**BRIEF 1**
In the rows, rewrite the lines from the line with "Bar [157,50,364,395]" to the line with "Text: 25, NETHERFIELD, HOLBEACH, SPALDING, PE12 7NP (detached", changing "Average price" to "Mean price" and keeping everything else the same.

**EXTRACT PROVIDED**
(begin)

It is worth knowing how to do it, it might even be worth being proficient in the languages for one or two common micros.

e) "register unsigned int variable_name", "register" is, and always has been, a hint to the compiler, not an instruction, back in the early 70's (40 years ago), it made sense. In 2012, it's a waste of keystrokes as the compilers are so smart, and micros instructions sets so complex.

Back to your linux comment - the problem you have here is that we are not talking a mere 1 million units, we are talking 100's of millions, with a life time of forever. The engineering time and cost to get it as optimal as humanly possible is worth while. Although a good example of very best engineering practise, it would be commercial suicide for most embedded systems developers to be as pedantic as the linux kernal requires.

Answer 2

Your question ("without wasting resources") is too general, so it's hard to give much advice. Taken literally, if you don't want to waste resources, maybe you should take a step back and evaluate whether you need doing anything at all, i.e., whether you can solve the problem in other ways.

Also, useful advice is very dependent on your constraints - what kind of system are you building and what kind of CPU are you using? Is it a hard real-time system? How much memory do you have for code and data? Does it support natively all C operations (most notably, multiplication and division) and for what types? More generally: read the entire data sheet and understand it.

The most important advice: keep it simple.

E.g.: forget about complex data structures (hashes, trees, possibly even linked lists) and use fixed-size arrays. Use of more complicated data structures is warranted only after you have proven by measurement that arrays are too slow.

Also, don't overdesign (something Java/C# devs have a tendency to do): write straightforward procedural code, without too much layering. Abstraction has a cost!

Get comfortable with the idea of using global variables and goto [very useful for cleanups in the absence of exceptions] ;)

If you have to deal with interrupts, read about reentrancy. Writing reentrant code is very non-trivial.

(end)

(Excerpts from a layout annotation set)

(begin)

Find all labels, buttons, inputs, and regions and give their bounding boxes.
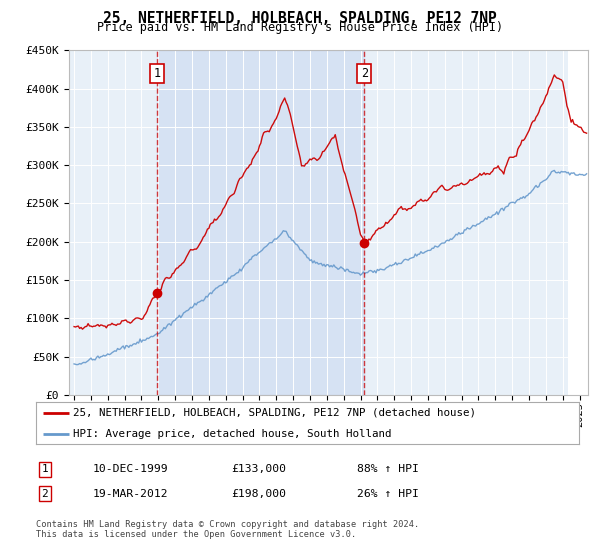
Bar [157,50,364,395]
Text: £133,000: £133,000 [231,464,286,474]
Text: HPI: Average price, detached house, South Holland: HPI: Average price, detached house, Sout… [73,430,391,439]
Text: 1: 1 [41,464,49,474]
Text: 25, NETHERFIELD, HOLBEACH, SPALDING, PE12 7NP (detached house): 25, NETHERFIELD, HOLBEACH, SPALDING, PE1… [73,408,476,418]
Text: Price paid vs. HM Land Registry's House Price Index (HPI): Price paid vs. HM Land Registry's House … [97,21,503,34]
Text: 25, NETHERFIELD, HOLBEACH, SPALDING, PE12 7NP: 25, NETHERFIELD, HOLBEACH, SPALDING, PE1… [103,11,497,26]
Text: 26% ↑ HPI: 26% ↑ HPI [357,489,419,499]
Text: 1: 1 [154,67,161,80]
Bar [568,50,588,395]
Text: £198,000: £198,000 [231,489,286,499]
Text: 88% ↑ HPI: 88% ↑ HPI [357,464,419,474]
Text: 2: 2 [361,67,368,80]
Text: 10-DEC-1999: 10-DEC-1999 [93,464,169,474]
Text: 2: 2 [41,489,49,499]
Bar [568,50,588,395]
Text: 19-MAR-2012: 19-MAR-2012 [93,489,169,499]
Text: Contains HM Land Registry data © Crown copyright and database right 2024.
This d: Contains HM Land Registry data © Crown c… [36,520,419,539]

(end)

**BRIEF 2**
Continue the forum thread on embedded C programming advice from the point where it stops.

**WRITTEN ANSWER 1**
Bar [157,50,364,395]
Text: £133,000: £133,000 [231,464,286,474]
Text: HPI: Mean price, detached house, South Holland: HPI: Mean price, detached house, Sout… [73,430,391,439]
Text: 1: 1 [41,464,49,474]
Text: 25, NETHERFIELD, HOLBEACH, SPALDING, PE12 7NP (detached house): 25, NETHERFIELD, HOLBEACH, SPALDING, PE1… [73,408,476,418]

**WRITTEN ANSWER 2**
Answer 3

I agree with mattnz's answer - for the most part. I started programming on the 8085 over 30 years ago, then the Z80, then quickly migrated to the 8031. After that I went to the 68300 series microcontrollers, then 80x86, XScale, MXL and (as of late) 8 bit PICS, which I guess means I've come full circle. For the record, I can state that FAE's at several major microprocessor manufacturers still use assembler, albeit in an object oriented fashion for purposeful code reuse.

What I don't see in the approved answer is a discussion of the target processor type and/or proposed architecture. Is it a 0.50$ 8 bitter with limited memory? Is it an ARM9 core with pipelining and 8Meg of flash? Memory management coprocessor? Will it have an OS? A while (1) loop? A consumer device with a intial production run of 100000 units? A start up company with big ideas and dreams?

While I do agree that modern compilers do a great job of optimization, I've never worked on a project in 30 years where I didn't stop the debugger and view the generated assembly code to see just what was going on under the hood (admittedly a nightmare when pipelining and optimization come into play), so knowledge of assembly is important.

And I've never had CEO, VP of Engineering, customer who didn't push me to try and stuff a gallon into a quart container, or save .05$ by using a software solution to fix a hardware problem (hey it's just software right? Whats so hard?). Memory (code or data) optimization will always count.

My point is if you view the project from a pure programming point of view you're going to get a narrower scope solution wise. Mattnz has it right - get it working, then get it working faster, smaller, better, but you still need to spend A LOT of time on the requirements and deliverables before you even think about coding.

Answer 4

Manttz answer puts it very well the most key points about how to do "close-to-hardware" programming. This is after all what C is meant for.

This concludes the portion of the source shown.